* [Goal] Filter the listing below, copying every line in which the word "contra" appears.

Collected data entries
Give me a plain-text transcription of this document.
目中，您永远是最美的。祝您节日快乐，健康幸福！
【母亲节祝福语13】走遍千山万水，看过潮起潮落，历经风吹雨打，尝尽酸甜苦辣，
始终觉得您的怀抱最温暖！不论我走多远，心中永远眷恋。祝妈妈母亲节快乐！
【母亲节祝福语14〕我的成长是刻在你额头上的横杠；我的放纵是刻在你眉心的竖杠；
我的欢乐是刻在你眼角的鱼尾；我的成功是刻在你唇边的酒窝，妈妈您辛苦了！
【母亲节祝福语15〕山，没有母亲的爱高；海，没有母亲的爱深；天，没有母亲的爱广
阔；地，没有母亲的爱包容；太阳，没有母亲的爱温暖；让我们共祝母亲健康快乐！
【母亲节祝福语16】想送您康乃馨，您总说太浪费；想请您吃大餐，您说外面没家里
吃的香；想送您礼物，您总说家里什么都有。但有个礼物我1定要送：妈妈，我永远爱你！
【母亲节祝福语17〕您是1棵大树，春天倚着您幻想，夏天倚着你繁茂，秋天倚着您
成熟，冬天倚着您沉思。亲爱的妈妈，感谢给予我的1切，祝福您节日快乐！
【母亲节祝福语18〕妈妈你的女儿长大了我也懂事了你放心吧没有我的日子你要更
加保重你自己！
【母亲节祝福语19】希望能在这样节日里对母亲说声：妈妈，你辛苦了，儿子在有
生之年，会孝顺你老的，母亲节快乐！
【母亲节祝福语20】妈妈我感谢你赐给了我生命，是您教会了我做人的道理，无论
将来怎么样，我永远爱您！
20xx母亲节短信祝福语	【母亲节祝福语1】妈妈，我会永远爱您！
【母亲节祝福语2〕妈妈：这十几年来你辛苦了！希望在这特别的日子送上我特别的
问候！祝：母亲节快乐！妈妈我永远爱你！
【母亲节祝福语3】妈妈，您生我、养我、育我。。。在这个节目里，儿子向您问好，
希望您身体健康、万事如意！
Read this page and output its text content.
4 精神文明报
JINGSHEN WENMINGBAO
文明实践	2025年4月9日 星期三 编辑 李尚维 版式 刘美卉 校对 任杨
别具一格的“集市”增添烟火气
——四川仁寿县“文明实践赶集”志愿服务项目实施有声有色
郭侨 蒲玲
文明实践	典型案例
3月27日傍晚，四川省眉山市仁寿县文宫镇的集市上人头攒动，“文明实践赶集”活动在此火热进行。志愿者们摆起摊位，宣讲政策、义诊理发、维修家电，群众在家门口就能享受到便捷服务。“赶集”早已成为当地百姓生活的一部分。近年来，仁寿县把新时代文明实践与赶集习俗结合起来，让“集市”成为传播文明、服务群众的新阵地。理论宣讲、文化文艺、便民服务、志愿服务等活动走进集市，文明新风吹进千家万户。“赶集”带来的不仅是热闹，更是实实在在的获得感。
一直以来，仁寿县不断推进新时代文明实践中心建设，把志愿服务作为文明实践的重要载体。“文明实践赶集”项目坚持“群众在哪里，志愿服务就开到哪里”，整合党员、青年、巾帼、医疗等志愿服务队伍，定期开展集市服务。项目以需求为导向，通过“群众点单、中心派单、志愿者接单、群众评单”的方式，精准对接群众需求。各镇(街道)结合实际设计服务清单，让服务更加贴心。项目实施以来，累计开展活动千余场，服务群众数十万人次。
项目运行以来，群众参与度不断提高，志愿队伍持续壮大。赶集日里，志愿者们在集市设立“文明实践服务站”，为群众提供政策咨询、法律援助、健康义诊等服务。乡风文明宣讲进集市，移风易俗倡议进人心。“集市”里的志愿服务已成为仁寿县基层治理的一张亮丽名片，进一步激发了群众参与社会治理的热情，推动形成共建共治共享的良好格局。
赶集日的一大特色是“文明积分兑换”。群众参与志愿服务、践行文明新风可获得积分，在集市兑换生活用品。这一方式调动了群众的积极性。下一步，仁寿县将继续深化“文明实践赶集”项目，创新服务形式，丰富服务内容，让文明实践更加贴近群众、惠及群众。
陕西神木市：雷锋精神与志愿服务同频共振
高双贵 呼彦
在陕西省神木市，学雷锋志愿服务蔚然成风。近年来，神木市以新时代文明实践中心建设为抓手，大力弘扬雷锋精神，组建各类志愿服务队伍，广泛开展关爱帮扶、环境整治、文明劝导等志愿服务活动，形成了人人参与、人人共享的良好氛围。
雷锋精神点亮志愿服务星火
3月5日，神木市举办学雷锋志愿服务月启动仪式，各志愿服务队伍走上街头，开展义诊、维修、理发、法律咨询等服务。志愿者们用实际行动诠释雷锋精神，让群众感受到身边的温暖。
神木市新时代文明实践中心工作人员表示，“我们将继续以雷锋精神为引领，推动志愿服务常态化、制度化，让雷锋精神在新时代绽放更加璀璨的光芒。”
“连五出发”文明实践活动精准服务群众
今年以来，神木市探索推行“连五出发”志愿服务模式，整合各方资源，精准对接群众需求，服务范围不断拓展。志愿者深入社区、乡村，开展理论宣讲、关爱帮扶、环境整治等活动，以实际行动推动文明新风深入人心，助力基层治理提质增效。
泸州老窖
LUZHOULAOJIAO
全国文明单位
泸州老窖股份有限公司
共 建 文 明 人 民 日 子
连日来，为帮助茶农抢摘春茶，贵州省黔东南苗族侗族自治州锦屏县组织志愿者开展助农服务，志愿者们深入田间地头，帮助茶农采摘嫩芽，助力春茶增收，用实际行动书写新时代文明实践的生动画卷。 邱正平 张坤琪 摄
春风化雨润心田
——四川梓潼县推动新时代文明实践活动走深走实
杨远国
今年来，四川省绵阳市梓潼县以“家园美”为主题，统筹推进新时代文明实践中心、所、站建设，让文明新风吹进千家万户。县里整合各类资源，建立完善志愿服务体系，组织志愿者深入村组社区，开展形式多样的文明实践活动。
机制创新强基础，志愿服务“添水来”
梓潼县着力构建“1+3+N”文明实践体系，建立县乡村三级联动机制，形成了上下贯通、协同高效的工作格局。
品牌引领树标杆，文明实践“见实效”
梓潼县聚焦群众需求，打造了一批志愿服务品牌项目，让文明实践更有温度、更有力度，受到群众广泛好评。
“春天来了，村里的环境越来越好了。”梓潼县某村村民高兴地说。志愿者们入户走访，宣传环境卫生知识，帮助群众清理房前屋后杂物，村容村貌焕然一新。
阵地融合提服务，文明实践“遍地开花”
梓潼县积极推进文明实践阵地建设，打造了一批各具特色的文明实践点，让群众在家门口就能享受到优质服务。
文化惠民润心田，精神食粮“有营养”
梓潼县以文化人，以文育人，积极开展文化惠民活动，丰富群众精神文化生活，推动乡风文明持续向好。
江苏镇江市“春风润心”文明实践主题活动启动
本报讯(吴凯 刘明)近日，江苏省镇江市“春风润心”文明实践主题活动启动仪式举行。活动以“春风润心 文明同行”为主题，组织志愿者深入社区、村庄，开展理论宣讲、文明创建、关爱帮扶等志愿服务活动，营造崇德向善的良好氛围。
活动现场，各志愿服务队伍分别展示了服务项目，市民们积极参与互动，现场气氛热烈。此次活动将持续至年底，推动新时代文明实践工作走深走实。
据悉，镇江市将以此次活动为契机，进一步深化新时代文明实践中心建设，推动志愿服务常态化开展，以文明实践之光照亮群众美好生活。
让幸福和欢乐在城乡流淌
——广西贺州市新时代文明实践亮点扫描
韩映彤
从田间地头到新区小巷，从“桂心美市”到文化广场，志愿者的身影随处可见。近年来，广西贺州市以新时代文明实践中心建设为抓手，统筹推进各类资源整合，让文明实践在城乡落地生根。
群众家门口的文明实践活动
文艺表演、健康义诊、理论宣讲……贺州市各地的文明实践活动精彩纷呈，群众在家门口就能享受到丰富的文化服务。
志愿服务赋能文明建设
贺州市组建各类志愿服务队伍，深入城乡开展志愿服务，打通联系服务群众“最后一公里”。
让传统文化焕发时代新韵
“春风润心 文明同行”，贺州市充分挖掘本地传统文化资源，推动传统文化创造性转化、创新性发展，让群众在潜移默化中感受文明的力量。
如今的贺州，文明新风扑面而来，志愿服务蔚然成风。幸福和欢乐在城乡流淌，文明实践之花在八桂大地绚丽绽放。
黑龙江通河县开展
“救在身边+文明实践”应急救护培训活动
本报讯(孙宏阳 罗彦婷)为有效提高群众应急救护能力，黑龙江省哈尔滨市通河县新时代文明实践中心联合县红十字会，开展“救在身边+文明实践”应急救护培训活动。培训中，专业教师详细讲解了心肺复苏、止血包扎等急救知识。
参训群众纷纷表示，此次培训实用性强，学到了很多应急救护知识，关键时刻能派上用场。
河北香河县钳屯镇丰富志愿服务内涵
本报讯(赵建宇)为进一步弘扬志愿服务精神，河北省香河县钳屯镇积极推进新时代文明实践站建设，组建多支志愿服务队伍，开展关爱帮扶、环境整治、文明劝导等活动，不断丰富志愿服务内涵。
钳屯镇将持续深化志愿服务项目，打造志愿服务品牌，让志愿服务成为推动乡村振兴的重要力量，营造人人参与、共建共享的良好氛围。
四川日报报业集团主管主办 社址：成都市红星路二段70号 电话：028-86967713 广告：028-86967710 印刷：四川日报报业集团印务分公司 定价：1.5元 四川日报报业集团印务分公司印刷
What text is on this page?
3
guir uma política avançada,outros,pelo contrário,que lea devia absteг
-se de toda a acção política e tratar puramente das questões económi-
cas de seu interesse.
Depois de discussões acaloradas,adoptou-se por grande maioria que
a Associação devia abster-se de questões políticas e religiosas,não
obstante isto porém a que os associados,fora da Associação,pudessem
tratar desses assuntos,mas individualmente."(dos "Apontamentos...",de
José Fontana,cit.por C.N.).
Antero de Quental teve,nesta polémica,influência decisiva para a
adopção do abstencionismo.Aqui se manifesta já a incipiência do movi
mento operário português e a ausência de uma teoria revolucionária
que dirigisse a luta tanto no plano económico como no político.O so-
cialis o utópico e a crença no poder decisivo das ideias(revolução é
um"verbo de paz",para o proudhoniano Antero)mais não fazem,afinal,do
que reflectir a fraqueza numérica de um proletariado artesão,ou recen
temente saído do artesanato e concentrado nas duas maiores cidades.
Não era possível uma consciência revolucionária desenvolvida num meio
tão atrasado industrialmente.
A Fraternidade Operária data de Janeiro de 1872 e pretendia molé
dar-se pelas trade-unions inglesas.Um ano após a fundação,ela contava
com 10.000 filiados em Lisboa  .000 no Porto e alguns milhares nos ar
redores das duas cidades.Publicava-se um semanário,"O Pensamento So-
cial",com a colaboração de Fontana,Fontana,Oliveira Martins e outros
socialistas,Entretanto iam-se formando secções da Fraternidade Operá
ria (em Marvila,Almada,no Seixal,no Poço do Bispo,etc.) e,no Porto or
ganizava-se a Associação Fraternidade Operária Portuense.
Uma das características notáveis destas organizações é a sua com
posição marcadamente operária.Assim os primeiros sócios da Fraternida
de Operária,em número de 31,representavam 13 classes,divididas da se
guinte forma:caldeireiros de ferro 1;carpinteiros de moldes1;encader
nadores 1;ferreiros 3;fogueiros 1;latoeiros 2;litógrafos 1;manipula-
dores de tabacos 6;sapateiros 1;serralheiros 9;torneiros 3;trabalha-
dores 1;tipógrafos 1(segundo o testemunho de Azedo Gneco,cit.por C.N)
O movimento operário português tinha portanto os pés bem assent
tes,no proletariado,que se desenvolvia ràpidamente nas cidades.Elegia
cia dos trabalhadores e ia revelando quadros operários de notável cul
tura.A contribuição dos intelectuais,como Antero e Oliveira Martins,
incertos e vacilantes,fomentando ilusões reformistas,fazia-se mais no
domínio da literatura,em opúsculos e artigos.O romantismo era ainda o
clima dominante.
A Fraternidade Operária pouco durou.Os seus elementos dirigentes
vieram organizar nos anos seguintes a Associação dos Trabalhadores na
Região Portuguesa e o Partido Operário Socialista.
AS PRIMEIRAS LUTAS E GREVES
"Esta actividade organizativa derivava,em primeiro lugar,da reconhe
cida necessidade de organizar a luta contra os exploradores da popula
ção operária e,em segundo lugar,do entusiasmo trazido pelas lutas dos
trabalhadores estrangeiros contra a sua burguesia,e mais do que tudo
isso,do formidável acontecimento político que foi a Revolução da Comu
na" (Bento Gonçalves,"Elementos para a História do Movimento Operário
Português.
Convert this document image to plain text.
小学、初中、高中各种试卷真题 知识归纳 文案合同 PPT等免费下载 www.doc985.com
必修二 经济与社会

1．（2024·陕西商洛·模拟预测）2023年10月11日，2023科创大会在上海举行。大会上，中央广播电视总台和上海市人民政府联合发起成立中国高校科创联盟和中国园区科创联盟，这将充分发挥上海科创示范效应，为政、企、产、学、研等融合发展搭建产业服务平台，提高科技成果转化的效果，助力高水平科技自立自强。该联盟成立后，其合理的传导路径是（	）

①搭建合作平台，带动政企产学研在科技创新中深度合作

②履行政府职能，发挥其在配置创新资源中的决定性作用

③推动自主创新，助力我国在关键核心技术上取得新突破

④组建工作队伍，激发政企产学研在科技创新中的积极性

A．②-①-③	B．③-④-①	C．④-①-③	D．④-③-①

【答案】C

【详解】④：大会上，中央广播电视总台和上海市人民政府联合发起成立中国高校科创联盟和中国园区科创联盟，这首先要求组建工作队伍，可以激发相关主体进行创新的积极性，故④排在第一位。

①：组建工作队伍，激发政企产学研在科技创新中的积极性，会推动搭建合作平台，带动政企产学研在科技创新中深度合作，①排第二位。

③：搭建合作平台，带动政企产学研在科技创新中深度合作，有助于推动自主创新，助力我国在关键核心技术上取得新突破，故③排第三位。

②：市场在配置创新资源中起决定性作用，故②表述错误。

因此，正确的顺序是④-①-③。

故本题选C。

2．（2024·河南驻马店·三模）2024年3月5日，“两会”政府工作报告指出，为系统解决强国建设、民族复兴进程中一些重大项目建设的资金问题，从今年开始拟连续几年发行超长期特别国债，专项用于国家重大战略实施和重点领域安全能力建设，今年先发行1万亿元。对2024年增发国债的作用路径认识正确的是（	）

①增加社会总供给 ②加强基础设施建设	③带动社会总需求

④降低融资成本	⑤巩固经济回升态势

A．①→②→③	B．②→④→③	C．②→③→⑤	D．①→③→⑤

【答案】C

* [Response]
cida necessidade de organizar a luta contra os exploradores da popula
trabalhadores estrangeiros contra a sua burguesia,e mais do que tudo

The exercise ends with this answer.